Stored records:
###

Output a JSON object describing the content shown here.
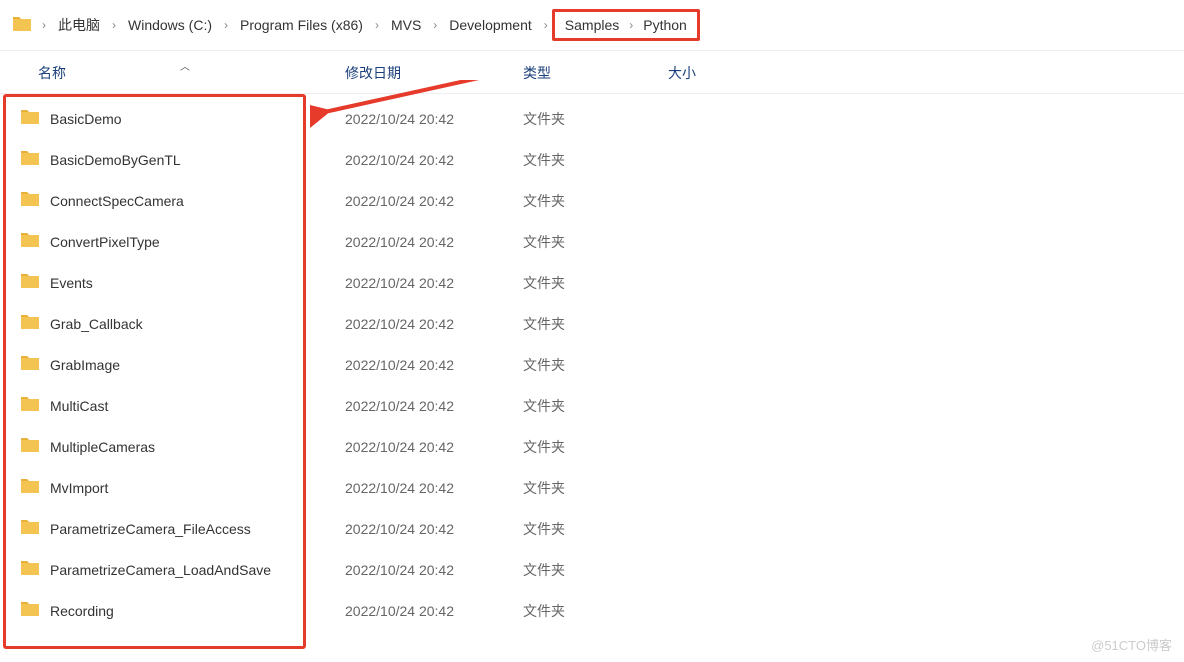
{
  "breadcrumb": {
    "items": [
      {
        "label": "此电脑"
      },
      {
        "label": "Windows (C:)"
      },
      {
        "label": "Program Files (x86)"
      },
      {
        "label": "MVS"
      },
      {
        "label": "Development"
      },
      {
        "label": "Samples"
      },
      {
        "label": "Python"
      }
    ]
  },
  "columns": {
    "name": "名称",
    "date": "修改日期",
    "type": "类型",
    "size": "大小"
  },
  "rows": [
    {
      "name": "BasicDemo",
      "date": "2022/10/24 20:42",
      "type": "文件夹",
      "size": ""
    },
    {
      "name": "BasicDemoByGenTL",
      "date": "2022/10/24 20:42",
      "type": "文件夹",
      "size": ""
    },
    {
      "name": "ConnectSpecCamera",
      "date": "2022/10/24 20:42",
      "type": "文件夹",
      "size": ""
    },
    {
      "name": "ConvertPixelType",
      "date": "2022/10/24 20:42",
      "type": "文件夹",
      "size": ""
    },
    {
      "name": "Events",
      "date": "2022/10/24 20:42",
      "type": "文件夹",
      "size": ""
    },
    {
      "name": "Grab_Callback",
      "date": "2022/10/24 20:42",
      "type": "文件夹",
      "size": ""
    },
    {
      "name": "GrabImage",
      "date": "2022/10/24 20:42",
      "type": "文件夹",
      "size": ""
    },
    {
      "name": "MultiCast",
      "date": "2022/10/24 20:42",
      "type": "文件夹",
      "size": ""
    },
    {
      "name": "MultipleCameras",
      "date": "2022/10/24 20:42",
      "type": "文件夹",
      "size": ""
    },
    {
      "name": "MvImport",
      "date": "2022/10/24 20:42",
      "type": "文件夹",
      "size": ""
    },
    {
      "name": "ParametrizeCamera_FileAccess",
      "date": "2022/10/24 20:42",
      "type": "文件夹",
      "size": ""
    },
    {
      "name": "ParametrizeCamera_LoadAndSave",
      "date": "2022/10/24 20:42",
      "type": "文件夹",
      "size": ""
    },
    {
      "name": "Recording",
      "date": "2022/10/24 20:42",
      "type": "文件夹",
      "size": ""
    }
  ],
  "watermark": "@51CTO博客",
  "colors": {
    "annotation": "#e63a2b",
    "folder_fill": "#f4c452",
    "folder_tab": "#e8b23a",
    "header_text": "#1a3f7a"
  }
}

###

Stated task:
Pictures appear in the records above. Output everything except them, exactly.

Exercise solution:
Output a JSON object describing the content shown here.
{
  "breadcrumb": {
    "items": [
      {
        "label": "此电脑"
      },
      {
        "label": "Windows (C:)"
      },
      {
        "label": "Program Files (x86)"
      },
      {
        "label": "MVS"
      },
      {
        "label": "Development"
      },
      {
        "label": "Samples"
      },
      {
        "label": "Python"
      }
    ]
  },
  "columns": {
    "name": "名称",
    "date": "修改日期",
    "type": "类型",
    "size": "大小"
  },
  "rows": [
    {
      "name": "BasicDemo",
      "date": "2022/10/24 20:42",
      "type": "文件夹",
      "size": ""
    },
    {
      "name": "BasicDemoByGenTL",
      "date": "2022/10/24 20:42",
      "type": "文件夹",
      "size": ""
    },
    {
      "name": "ConnectSpecCamera",
      "date": "2022/10/24 20:42",
      "type": "文件夹",
      "size": ""
    },
    {
      "name": "ConvertPixelType",
      "date": "2022/10/24 20:42",
      "type": "文件夹",
      "size": ""
    },
    {
      "name": "Events",
      "date": "2022/10/24 20:42",
      "type": "文件夹",
      "size": ""
    },
    {
      "name": "Grab_Callback",
      "date": "2022/10/24 20:42",
      "type": "文件夹",
      "size": ""
    },
    {
      "name": "GrabImage",
      "date": "2022/10/24 20:42",
      "type": "文件夹",
      "size": ""
    },
    {
      "name": "MultiCast",
      "date": "2022/10/24 20:42",
      "type": "文件夹",
      "size": ""
    },
    {
      "name": "MultipleCameras",
      "date": "2022/10/24 20:42",
      "type": "文件夹",
      "size": ""
    },
    {
      "name": "MvImport",
      "date": "2022/10/24 20:42",
      "type": "文件夹",
      "size": ""
    },
    {
      "name": "ParametrizeCamera_FileAccess",
      "date": "2022/10/24 20:42",
      "type": "文件夹",
      "size": ""
    },
    {
      "name": "ParametrizeCamera_LoadAndSave",
      "date": "2022/10/24 20:42",
      "type": "文件夹",
      "size": ""
    },
    {
      "name": "Recording",
      "date": "2022/10/24 20:42",
      "type": "文件夹",
      "size": ""
    }
  ],
  "watermark": "@51CTO博客",
  "colors": {
    "annotation": "#e63a2b",
    "folder_fill": "#f4c452",
    "folder_tab": "#e8b23a",
    "header_text": "#1a3f7a"
  }
}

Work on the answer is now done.